Work to do
Check every line below for the word "discipline" and show those that hold it.

(Excerpts from a figure dataset)
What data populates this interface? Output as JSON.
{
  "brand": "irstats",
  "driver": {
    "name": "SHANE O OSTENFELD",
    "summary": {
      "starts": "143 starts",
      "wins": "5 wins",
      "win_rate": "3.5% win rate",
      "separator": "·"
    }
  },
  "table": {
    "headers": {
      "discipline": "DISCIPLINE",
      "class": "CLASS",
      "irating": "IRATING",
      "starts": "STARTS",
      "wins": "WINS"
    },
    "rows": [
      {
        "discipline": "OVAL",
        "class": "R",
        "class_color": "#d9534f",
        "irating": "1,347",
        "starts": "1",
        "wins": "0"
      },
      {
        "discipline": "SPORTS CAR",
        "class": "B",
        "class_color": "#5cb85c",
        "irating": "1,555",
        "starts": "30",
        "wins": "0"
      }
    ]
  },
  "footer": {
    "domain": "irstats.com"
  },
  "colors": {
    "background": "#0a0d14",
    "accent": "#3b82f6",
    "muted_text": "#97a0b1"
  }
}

Worked solution
      "discipline": "DISCIPLINE",
        "discipline": "OVAL",
        "discipline": "SPORTS CAR",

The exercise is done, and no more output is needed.